Supplied material.
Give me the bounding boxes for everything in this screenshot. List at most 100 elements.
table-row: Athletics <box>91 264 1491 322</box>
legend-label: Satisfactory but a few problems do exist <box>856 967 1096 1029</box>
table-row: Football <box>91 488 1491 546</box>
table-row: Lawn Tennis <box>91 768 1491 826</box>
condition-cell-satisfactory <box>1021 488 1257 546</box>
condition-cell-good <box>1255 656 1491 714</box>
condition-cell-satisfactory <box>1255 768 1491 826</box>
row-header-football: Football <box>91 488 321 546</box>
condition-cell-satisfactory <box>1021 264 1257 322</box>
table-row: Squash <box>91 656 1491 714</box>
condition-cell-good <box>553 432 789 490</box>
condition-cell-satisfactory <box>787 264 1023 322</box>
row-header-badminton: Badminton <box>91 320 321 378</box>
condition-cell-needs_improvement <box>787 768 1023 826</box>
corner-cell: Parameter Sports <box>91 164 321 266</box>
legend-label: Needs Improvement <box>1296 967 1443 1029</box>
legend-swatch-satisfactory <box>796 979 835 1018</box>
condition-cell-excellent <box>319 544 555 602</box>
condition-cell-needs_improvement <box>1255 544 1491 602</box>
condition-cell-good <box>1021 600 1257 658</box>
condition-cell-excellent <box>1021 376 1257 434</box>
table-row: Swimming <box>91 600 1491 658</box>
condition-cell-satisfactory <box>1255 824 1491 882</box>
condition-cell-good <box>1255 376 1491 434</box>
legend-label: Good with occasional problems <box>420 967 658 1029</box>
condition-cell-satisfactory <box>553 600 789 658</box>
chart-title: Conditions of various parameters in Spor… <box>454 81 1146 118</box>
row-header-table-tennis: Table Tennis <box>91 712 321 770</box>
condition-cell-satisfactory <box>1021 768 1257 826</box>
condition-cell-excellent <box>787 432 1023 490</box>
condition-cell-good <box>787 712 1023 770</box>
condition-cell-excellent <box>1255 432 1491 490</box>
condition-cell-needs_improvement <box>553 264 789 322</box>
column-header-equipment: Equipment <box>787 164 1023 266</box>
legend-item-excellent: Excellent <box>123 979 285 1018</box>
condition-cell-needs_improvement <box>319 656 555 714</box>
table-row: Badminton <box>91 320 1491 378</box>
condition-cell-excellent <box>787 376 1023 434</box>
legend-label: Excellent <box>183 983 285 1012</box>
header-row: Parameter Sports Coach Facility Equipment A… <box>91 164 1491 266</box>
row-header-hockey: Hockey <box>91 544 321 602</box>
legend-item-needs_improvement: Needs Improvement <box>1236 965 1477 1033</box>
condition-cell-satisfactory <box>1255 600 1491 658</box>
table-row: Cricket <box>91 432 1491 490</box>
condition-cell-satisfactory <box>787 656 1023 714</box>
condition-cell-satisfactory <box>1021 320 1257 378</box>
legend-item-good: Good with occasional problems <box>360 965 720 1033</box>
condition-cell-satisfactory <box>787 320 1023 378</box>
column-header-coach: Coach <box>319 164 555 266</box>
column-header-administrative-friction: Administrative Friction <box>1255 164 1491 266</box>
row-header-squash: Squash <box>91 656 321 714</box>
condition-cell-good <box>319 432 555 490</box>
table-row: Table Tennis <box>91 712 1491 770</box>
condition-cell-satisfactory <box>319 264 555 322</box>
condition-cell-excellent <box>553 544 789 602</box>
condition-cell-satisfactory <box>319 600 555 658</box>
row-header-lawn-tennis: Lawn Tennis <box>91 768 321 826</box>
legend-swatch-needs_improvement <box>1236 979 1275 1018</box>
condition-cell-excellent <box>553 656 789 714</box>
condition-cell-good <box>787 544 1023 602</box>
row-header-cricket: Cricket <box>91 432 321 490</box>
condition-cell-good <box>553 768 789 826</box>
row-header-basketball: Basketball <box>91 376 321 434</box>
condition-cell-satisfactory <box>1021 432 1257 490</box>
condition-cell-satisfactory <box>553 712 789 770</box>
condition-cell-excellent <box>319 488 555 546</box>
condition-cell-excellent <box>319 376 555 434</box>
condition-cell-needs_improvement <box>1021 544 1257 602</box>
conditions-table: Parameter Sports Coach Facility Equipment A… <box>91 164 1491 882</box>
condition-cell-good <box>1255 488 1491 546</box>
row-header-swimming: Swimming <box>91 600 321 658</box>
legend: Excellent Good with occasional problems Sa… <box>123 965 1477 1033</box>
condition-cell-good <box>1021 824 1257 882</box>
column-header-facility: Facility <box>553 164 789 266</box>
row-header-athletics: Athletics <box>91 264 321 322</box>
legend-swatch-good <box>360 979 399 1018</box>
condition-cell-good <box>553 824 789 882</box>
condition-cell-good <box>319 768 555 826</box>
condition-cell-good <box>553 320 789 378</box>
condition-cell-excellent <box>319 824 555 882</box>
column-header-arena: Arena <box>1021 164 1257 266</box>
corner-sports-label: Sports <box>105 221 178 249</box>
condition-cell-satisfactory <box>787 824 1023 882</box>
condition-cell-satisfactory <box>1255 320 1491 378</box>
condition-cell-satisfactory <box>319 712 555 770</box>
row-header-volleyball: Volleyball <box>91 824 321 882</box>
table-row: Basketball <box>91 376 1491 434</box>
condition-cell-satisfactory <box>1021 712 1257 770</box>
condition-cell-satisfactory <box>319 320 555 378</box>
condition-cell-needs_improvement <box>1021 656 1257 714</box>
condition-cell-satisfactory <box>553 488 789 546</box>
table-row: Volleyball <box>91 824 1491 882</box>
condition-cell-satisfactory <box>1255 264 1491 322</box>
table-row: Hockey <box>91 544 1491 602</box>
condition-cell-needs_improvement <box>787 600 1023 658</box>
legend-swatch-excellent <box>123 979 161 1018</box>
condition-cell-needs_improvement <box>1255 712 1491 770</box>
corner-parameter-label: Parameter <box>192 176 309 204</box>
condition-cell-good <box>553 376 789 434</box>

Instructions for the task.
Rewrite all of the data above, substituting "grid-row" for every occurrence of "table-row" and leaving everything else unchanged.

Output for this exercise.
Give me the bounding boxes for everything in this screenshot. List at most 100 elements.
grid-row: Athletics <box>91 264 1491 322</box>
legend-label: Satisfactory but a few problems do exist <box>856 967 1096 1029</box>
grid-row: Football <box>91 488 1491 546</box>
grid-row: Lawn Tennis <box>91 768 1491 826</box>
condition-cell-satisfactory <box>1021 488 1257 546</box>
condition-cell-good <box>1255 656 1491 714</box>
condition-cell-satisfactory <box>1255 768 1491 826</box>
row-header-football: Football <box>91 488 321 546</box>
condition-cell-satisfactory <box>1021 264 1257 322</box>
grid-row: Squash <box>91 656 1491 714</box>
condition-cell-good <box>553 432 789 490</box>
condition-cell-satisfactory <box>787 264 1023 322</box>
row-header-badminton: Badminton <box>91 320 321 378</box>
condition-cell-needs_improvement <box>787 768 1023 826</box>
corner-cell: Parameter Sports <box>91 164 321 266</box>
legend-label: Needs Improvement <box>1296 967 1443 1029</box>
legend-swatch-satisfactory <box>796 979 835 1018</box>
condition-cell-excellent <box>319 544 555 602</box>
condition-cell-needs_improvement <box>1255 544 1491 602</box>
condition-cell-good <box>1021 600 1257 658</box>
condition-cell-excellent <box>1021 376 1257 434</box>
grid-row: Swimming <box>91 600 1491 658</box>
condition-cell-satisfactory <box>1255 824 1491 882</box>
condition-cell-good <box>1255 376 1491 434</box>
legend-label: Good with occasional problems <box>420 967 658 1029</box>
condition-cell-satisfactory <box>553 600 789 658</box>
chart-title: Conditions of various parameters in Spor… <box>454 81 1146 118</box>
row-header-table-tennis: Table Tennis <box>91 712 321 770</box>
condition-cell-satisfactory <box>1021 768 1257 826</box>
condition-cell-excellent <box>787 432 1023 490</box>
condition-cell-good <box>787 712 1023 770</box>
condition-cell-excellent <box>1255 432 1491 490</box>
condition-cell-needs_improvement <box>553 264 789 322</box>
column-header-equipment: Equipment <box>787 164 1023 266</box>
legend-item-excellent: Excellent <box>123 979 285 1018</box>
condition-cell-needs_improvement <box>319 656 555 714</box>
grid-row: Badminton <box>91 320 1491 378</box>
condition-cell-excellent <box>787 376 1023 434</box>
legend-label: Excellent <box>183 983 285 1012</box>
header-row: Parameter Sports Coach Facility Equipment A… <box>91 164 1491 266</box>
row-header-hockey: Hockey <box>91 544 321 602</box>
legend-item-needs_improvement: Needs Improvement <box>1236 965 1477 1033</box>
condition-cell-satisfactory <box>1255 600 1491 658</box>
grid-row: Cricket <box>91 432 1491 490</box>
condition-cell-satisfactory <box>787 656 1023 714</box>
condition-cell-satisfactory <box>1021 320 1257 378</box>
legend-item-good: Good with occasional problems <box>360 965 720 1033</box>
condition-cell-satisfactory <box>787 320 1023 378</box>
column-header-coach: Coach <box>319 164 555 266</box>
column-header-administrative-friction: Administrative Friction <box>1255 164 1491 266</box>
row-header-squash: Squash <box>91 656 321 714</box>
condition-cell-good <box>319 432 555 490</box>
grid-row: Table Tennis <box>91 712 1491 770</box>
condition-cell-satisfactory <box>319 264 555 322</box>
condition-cell-excellent <box>553 544 789 602</box>
condition-cell-satisfactory <box>319 600 555 658</box>
row-header-lawn-tennis: Lawn Tennis <box>91 768 321 826</box>
legend-swatch-needs_improvement <box>1236 979 1275 1018</box>
condition-cell-excellent <box>553 656 789 714</box>
condition-cell-good <box>787 544 1023 602</box>
row-header-cricket: Cricket <box>91 432 321 490</box>
condition-cell-good <box>553 768 789 826</box>
row-header-basketball: Basketball <box>91 376 321 434</box>
condition-cell-satisfactory <box>1021 432 1257 490</box>
condition-cell-satisfactory <box>553 712 789 770</box>
condition-cell-excellent <box>319 488 555 546</box>
condition-cell-excellent <box>319 376 555 434</box>
condition-cell-needs_improvement <box>1021 544 1257 602</box>
conditions-table: Parameter Sports Coach Facility Equipment A… <box>91 164 1491 882</box>
condition-cell-good <box>1255 488 1491 546</box>
row-header-swimming: Swimming <box>91 600 321 658</box>
legend: Excellent Good with occasional problems Sa… <box>123 965 1477 1033</box>
condition-cell-good <box>1021 824 1257 882</box>
column-header-facility: Facility <box>553 164 789 266</box>
row-header-athletics: Athletics <box>91 264 321 322</box>
legend-swatch-good <box>360 979 399 1018</box>
condition-cell-good <box>553 824 789 882</box>
condition-cell-good <box>319 768 555 826</box>
condition-cell-good <box>553 320 789 378</box>
condition-cell-excellent <box>319 824 555 882</box>
column-header-arena: Arena <box>1021 164 1257 266</box>
corner-sports-label: Sports <box>105 221 178 249</box>
condition-cell-satisfactory <box>787 824 1023 882</box>
condition-cell-satisfactory <box>1255 320 1491 378</box>
condition-cell-satisfactory <box>319 712 555 770</box>
row-header-volleyball: Volleyball <box>91 824 321 882</box>
grid-row: Basketball <box>91 376 1491 434</box>
condition-cell-satisfactory <box>1021 712 1257 770</box>
condition-cell-satisfactory <box>319 320 555 378</box>
condition-cell-needs_improvement <box>1021 656 1257 714</box>
condition-cell-satisfactory <box>553 488 789 546</box>
grid-row: Volleyball <box>91 824 1491 882</box>
condition-cell-satisfactory <box>1255 264 1491 322</box>
grid-row: Hockey <box>91 544 1491 602</box>
condition-cell-needs_improvement <box>787 600 1023 658</box>
legend-swatch-excellent <box>123 979 161 1018</box>
condition-cell-needs_improvement <box>1255 712 1491 770</box>
corner-parameter-label: Parameter <box>192 176 309 204</box>
condition-cell-good <box>553 376 789 434</box>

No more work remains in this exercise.